Exercise inputs ->
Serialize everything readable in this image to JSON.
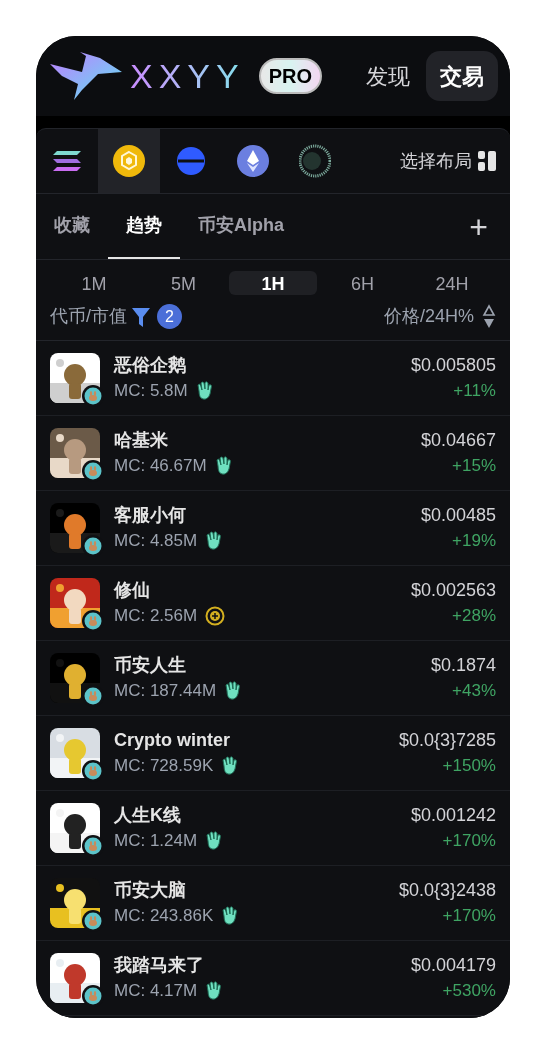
{
  "header": {
    "logo_text": "XXYY",
    "pro_badge": "PRO",
    "nav": [
      {
        "label": "发现",
        "selected": false
      },
      {
        "label": "交易",
        "selected": true
      }
    ]
  },
  "chains": [
    {
      "kind": "stripes",
      "selected": false
    },
    {
      "kind": "bnb",
      "selected": true
    },
    {
      "kind": "base",
      "selected": false
    },
    {
      "kind": "eth",
      "selected": false
    },
    {
      "kind": "ring",
      "selected": false
    }
  ],
  "layout_button": "选择布局",
  "tabs": [
    {
      "label": "收藏",
      "selected": false
    },
    {
      "label": "趋势",
      "selected": true
    },
    {
      "label": "币安Alpha",
      "selected": false
    }
  ],
  "add_tab": "+",
  "timeframes": [
    {
      "label": "1M",
      "selected": false
    },
    {
      "label": "5M",
      "selected": false
    },
    {
      "label": "1H",
      "selected": true
    },
    {
      "label": "6H",
      "selected": false
    },
    {
      "label": "24H",
      "selected": false
    }
  ],
  "list_header": {
    "left": "代币/市值",
    "filter_count": "2",
    "right": "价格/24H%"
  },
  "tokens": [
    {
      "name": "恶俗企鹅",
      "mc": "MC: 5.8M",
      "kind": "hand",
      "price": "$0.005805",
      "change": "+11%"
    },
    {
      "name": "哈基米",
      "mc": "MC: 46.67M",
      "kind": "hand",
      "price": "$0.04667",
      "change": "+15%"
    },
    {
      "name": "客服小何",
      "mc": "MC: 4.85M",
      "kind": "hand",
      "price": "$0.00485",
      "change": "+19%"
    },
    {
      "name": "修仙",
      "mc": "MC: 2.56M",
      "kind": "coin",
      "price": "$0.002563",
      "change": "+28%"
    },
    {
      "name": "币安人生",
      "mc": "MC: 187.44M",
      "kind": "hand",
      "price": "$0.1874",
      "change": "+43%"
    },
    {
      "name": "Crypto winter",
      "mc": "MC: 728.59K",
      "kind": "hand",
      "price": "$0.0{3}7285",
      "change": "+150%"
    },
    {
      "name": "人生K线",
      "mc": "MC: 1.24M",
      "kind": "hand",
      "price": "$0.001242",
      "change": "+170%"
    },
    {
      "name": "币安大脑",
      "mc": "MC: 243.86K",
      "kind": "hand",
      "price": "$0.0{3}2438",
      "change": "+170%"
    },
    {
      "name": "我踏马来了",
      "mc": "MC: 4.17M",
      "kind": "hand",
      "price": "$0.004179",
      "change": "+530%"
    }
  ]
}
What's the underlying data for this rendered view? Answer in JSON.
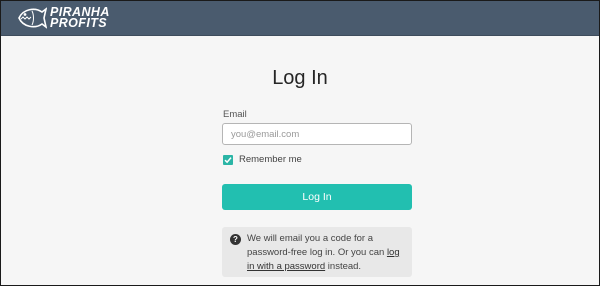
{
  "header": {
    "logo_line1": "PIRANHA",
    "logo_line2": "PROFITS",
    "logo_icon": "piranha-fish-icon"
  },
  "form": {
    "title": "Log In",
    "email_label": "Email",
    "email_value": "",
    "email_placeholder": "you@email.com",
    "remember_label": "Remember me",
    "remember_checked": true,
    "submit_label": "Log In"
  },
  "info": {
    "icon": "question-circle-icon",
    "text_before": "We will email you a code for a password-free log in. Or you can ",
    "link_text": "log in with a password",
    "text_after": " instead."
  },
  "colors": {
    "header_bg": "#4a5b6e",
    "accent": "#22bfb0",
    "page_bg": "#f6f6f6"
  }
}
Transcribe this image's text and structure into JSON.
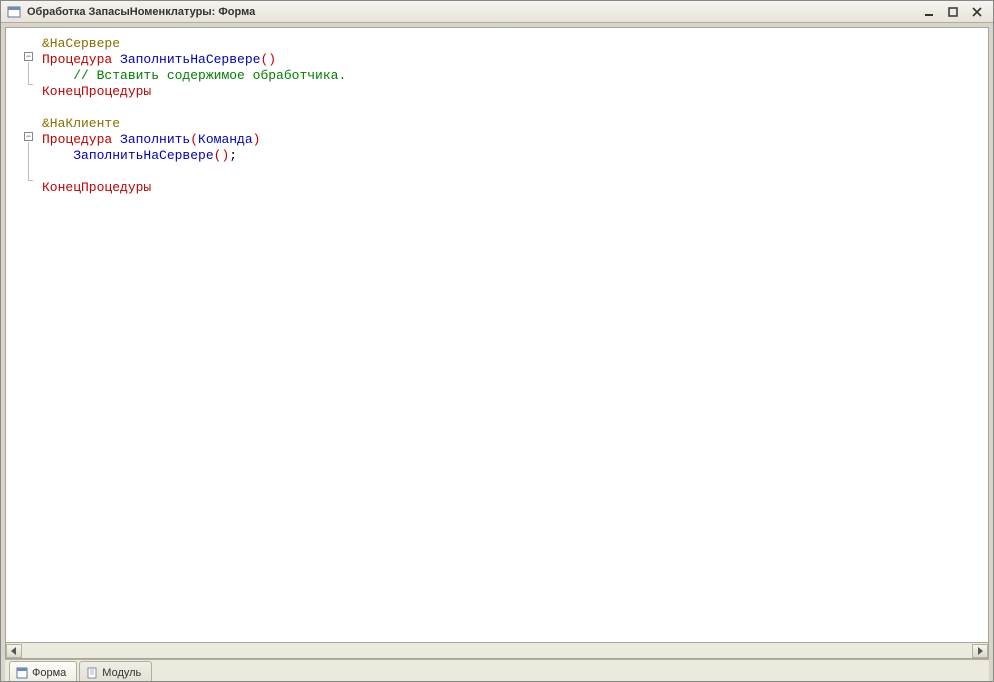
{
  "window": {
    "title": "Обработка ЗапасыНоменклатуры: Форма"
  },
  "code": {
    "line1_directive": "&НаСервере",
    "line2_kw": "Процедура",
    "line2_ident": " ЗаполнитьНаСервере",
    "line2_parens": "()",
    "line3_comment": "// Вставить содержимое обработчика.",
    "line4_kw": "КонецПроцедуры",
    "line6_directive": "&НаКлиенте",
    "line7_kw": "Процедура",
    "line7_ident": " Заполнить",
    "line7_paren_open": "(",
    "line7_param": "Команда",
    "line7_paren_close": ")",
    "line8_call": "ЗаполнитьНаСервере",
    "line8_parens": "()",
    "line8_semi": ";",
    "line10_kw": "КонецПроцедуры"
  },
  "tabs": {
    "form": "Форма",
    "module": "Модуль"
  }
}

Your task ->
Write out every record above exactly as it stands, but leave out the pictures.

Problem solution ->
Serialize everything readable in this image to JSON.
{
  "header": {
    "logo_text": "XXYY",
    "pro_badge": "PRO",
    "nav": [
      {
        "label": "发现",
        "selected": false
      },
      {
        "label": "交易",
        "selected": true
      }
    ]
  },
  "chains": [
    {
      "kind": "stripes",
      "selected": false
    },
    {
      "kind": "bnb",
      "selected": true
    },
    {
      "kind": "base",
      "selected": false
    },
    {
      "kind": "eth",
      "selected": false
    },
    {
      "kind": "ring",
      "selected": false
    }
  ],
  "layout_button": "选择布局",
  "tabs": [
    {
      "label": "收藏",
      "selected": false
    },
    {
      "label": "趋势",
      "selected": true
    },
    {
      "label": "币安Alpha",
      "selected": false
    }
  ],
  "add_tab": "+",
  "timeframes": [
    {
      "label": "1M",
      "selected": false
    },
    {
      "label": "5M",
      "selected": false
    },
    {
      "label": "1H",
      "selected": true
    },
    {
      "label": "6H",
      "selected": false
    },
    {
      "label": "24H",
      "selected": false
    }
  ],
  "list_header": {
    "left": "代币/市值",
    "filter_count": "2",
    "right": "价格/24H%"
  },
  "tokens": [
    {
      "name": "恶俗企鹅",
      "mc": "MC: 5.8M",
      "kind": "hand",
      "price": "$0.005805",
      "change": "+11%"
    },
    {
      "name": "哈基米",
      "mc": "MC: 46.67M",
      "kind": "hand",
      "price": "$0.04667",
      "change": "+15%"
    },
    {
      "name": "客服小何",
      "mc": "MC: 4.85M",
      "kind": "hand",
      "price": "$0.00485",
      "change": "+19%"
    },
    {
      "name": "修仙",
      "mc": "MC: 2.56M",
      "kind": "coin",
      "price": "$0.002563",
      "change": "+28%"
    },
    {
      "name": "币安人生",
      "mc": "MC: 187.44M",
      "kind": "hand",
      "price": "$0.1874",
      "change": "+43%"
    },
    {
      "name": "Crypto winter",
      "mc": "MC: 728.59K",
      "kind": "hand",
      "price": "$0.0{3}7285",
      "change": "+150%"
    },
    {
      "name": "人生K线",
      "mc": "MC: 1.24M",
      "kind": "hand",
      "price": "$0.001242",
      "change": "+170%"
    },
    {
      "name": "币安大脑",
      "mc": "MC: 243.86K",
      "kind": "hand",
      "price": "$0.0{3}2438",
      "change": "+170%"
    },
    {
      "name": "我踏马来了",
      "mc": "MC: 4.17M",
      "kind": "hand",
      "price": "$0.004179",
      "change": "+530%"
    }
  ]
}
What's the underlying data for this rendered view? Answer in JSON.
{
  "header": {
    "logo_line1": "PIRANHA",
    "logo_line2": "PROFITS",
    "logo_icon": "piranha-fish-icon"
  },
  "form": {
    "title": "Log In",
    "email_label": "Email",
    "email_value": "",
    "email_placeholder": "you@email.com",
    "remember_label": "Remember me",
    "remember_checked": true,
    "submit_label": "Log In"
  },
  "info": {
    "icon": "question-circle-icon",
    "text_before": "We will email you a code for a password-free log in. Or you can ",
    "link_text": "log in with a password",
    "text_after": " instead."
  },
  "colors": {
    "header_bg": "#4a5b6e",
    "accent": "#22bfb0",
    "page_bg": "#f6f6f6"
  }
}
Transcribe this image's text and structure into JSON.
{
  "window": {
    "title": "Обработка ЗапасыНоменклатуры: Форма"
  },
  "code": {
    "line1_directive": "&НаСервере",
    "line2_kw": "Процедура",
    "line2_ident": " ЗаполнитьНаСервере",
    "line2_parens": "()",
    "line3_comment": "// Вставить содержимое обработчика.",
    "line4_kw": "КонецПроцедуры",
    "line6_directive": "&НаКлиенте",
    "line7_kw": "Процедура",
    "line7_ident": " Заполнить",
    "line7_paren_open": "(",
    "line7_param": "Команда",
    "line7_paren_close": ")",
    "line8_call": "ЗаполнитьНаСервере",
    "line8_parens": "()",
    "line8_semi": ";",
    "line10_kw": "КонецПроцедуры"
  },
  "tabs": {
    "form": "Форма",
    "module": "Модуль"
  }
}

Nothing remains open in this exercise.